- **Objective**
Repeat everything in the material exactly.
___ Rows ___
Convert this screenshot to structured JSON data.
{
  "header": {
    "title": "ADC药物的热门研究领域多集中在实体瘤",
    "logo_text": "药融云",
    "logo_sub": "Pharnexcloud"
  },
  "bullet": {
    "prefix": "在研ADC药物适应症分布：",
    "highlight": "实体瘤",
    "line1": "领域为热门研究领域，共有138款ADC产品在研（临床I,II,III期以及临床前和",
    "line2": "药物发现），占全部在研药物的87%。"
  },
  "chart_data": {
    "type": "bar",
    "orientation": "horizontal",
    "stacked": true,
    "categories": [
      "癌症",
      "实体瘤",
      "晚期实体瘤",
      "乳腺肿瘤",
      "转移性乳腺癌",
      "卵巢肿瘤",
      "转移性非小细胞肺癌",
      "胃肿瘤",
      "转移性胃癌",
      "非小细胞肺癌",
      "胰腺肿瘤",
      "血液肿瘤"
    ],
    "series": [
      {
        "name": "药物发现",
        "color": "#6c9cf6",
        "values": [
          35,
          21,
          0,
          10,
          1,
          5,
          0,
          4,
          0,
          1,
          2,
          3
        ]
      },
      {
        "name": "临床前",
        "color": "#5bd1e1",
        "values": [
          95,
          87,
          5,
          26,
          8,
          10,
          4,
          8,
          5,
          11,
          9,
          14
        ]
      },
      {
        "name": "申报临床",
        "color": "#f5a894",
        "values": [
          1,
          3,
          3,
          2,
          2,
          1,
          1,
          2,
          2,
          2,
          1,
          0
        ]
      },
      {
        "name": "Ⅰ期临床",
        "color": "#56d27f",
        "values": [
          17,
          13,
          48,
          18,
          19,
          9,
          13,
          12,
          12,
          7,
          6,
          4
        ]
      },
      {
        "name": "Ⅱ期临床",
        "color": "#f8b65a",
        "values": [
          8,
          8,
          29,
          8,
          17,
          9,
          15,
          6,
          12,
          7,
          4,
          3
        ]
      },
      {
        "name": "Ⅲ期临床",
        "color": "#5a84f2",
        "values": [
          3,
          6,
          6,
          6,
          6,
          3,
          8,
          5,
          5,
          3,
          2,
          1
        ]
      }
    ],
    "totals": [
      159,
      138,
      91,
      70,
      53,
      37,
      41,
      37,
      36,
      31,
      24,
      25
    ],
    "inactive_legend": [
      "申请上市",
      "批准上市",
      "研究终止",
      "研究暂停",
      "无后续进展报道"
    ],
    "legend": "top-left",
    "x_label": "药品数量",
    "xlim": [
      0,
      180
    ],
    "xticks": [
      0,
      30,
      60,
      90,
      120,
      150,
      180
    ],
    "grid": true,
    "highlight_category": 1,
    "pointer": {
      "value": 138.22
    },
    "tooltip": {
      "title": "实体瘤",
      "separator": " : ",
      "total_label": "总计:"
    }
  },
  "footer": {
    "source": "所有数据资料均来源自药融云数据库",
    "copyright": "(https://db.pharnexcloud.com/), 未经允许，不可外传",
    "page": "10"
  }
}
___
- **Problem solution**
Convert this screenshot to structured JSON data.
{
  "header": {
    "title": "ADC药物的热门研究领域多集中在实体瘤",
    "logo_text": "药融云",
    "logo_sub": "Pharnexcloud"
  },
  "bullet": {
    "prefix": "在研ADC药物适应症分布：",
    "highlight": "实体瘤",
    "line1": "领域为热门研究领域，共有138款ADC产品在研（临床I,II,III期以及临床前和",
    "line2": "药物发现），占全部在研药物的87%。"
  },
  "chart_data": {
    "type": "bar",
    "orientation": "horizontal",
    "stacked": true,
    "categories": [
      "癌症",
      "实体瘤",
      "晚期实体瘤",
      "乳腺肿瘤",
      "转移性乳腺癌",
      "卵巢肿瘤",
      "转移性非小细胞肺癌",
      "胃肿瘤",
      "转移性胃癌",
      "非小细胞肺癌",
      "胰腺肿瘤",
      "血液肿瘤"
    ],
    "series": [
      {
        "name": "药物发现",
        "color": "#6c9cf6",
        "values": [
          35,
          21,
          0,
          10,
          1,
          5,
          0,
          4,
          0,
          1,
          2,
          3
        ]
      },
      {
        "name": "临床前",
        "color": "#5bd1e1",
        "values": [
          95,
          87,
          5,
          26,
          8,
          10,
          4,
          8,
          5,
          11,
          9,
          14
        ]
      },
      {
        "name": "申报临床",
        "color": "#f5a894",
        "values": [
          1,
          3,
          3,
          2,
          2,
          1,
          1,
          2,
          2,
          2,
          1,
          0
        ]
      },
      {
        "name": "Ⅰ期临床",
        "color": "#56d27f",
        "values": [
          17,
          13,
          48,
          18,
          19,
          9,
          13,
          12,
          12,
          7,
          6,
          4
        ]
      },
      {
        "name": "Ⅱ期临床",
        "color": "#f8b65a",
        "values": [
          8,
          8,
          29,
          8,
          17,
          9,
          15,
          6,
          12,
          7,
          4,
          3
        ]
      },
      {
        "name": "Ⅲ期临床",
        "color": "#5a84f2",
        "values": [
          3,
          6,
          6,
          6,
          6,
          3,
          8,
          5,
          5,
          3,
          2,
          1
        ]
      }
    ],
    "totals": [
      159,
      138,
      91,
      70,
      53,
      37,
      41,
      37,
      36,
      31,
      24,
      25
    ],
    "inactive_legend": [
      "申请上市",
      "批准上市",
      "研究终止",
      "研究暂停",
      "无后续进展报道"
    ],
    "legend": "top-left",
    "x_label": "药品数量",
    "xlim": [
      0,
      180
    ],
    "xticks": [
      0,
      30,
      60,
      90,
      120,
      150,
      180
    ],
    "grid": true,
    "highlight_category": 1,
    "pointer": {
      "value": 138.22
    },
    "tooltip": {
      "title": "实体瘤",
      "separator": " : ",
      "total_label": "总计:"
    }
  },
  "footer": {
    "source": "所有数据资料均来源自药融云数据库",
    "copyright": "(https://db.pharnexcloud.com/), 未经允许，不可外传",
    "page": "10"
  }
}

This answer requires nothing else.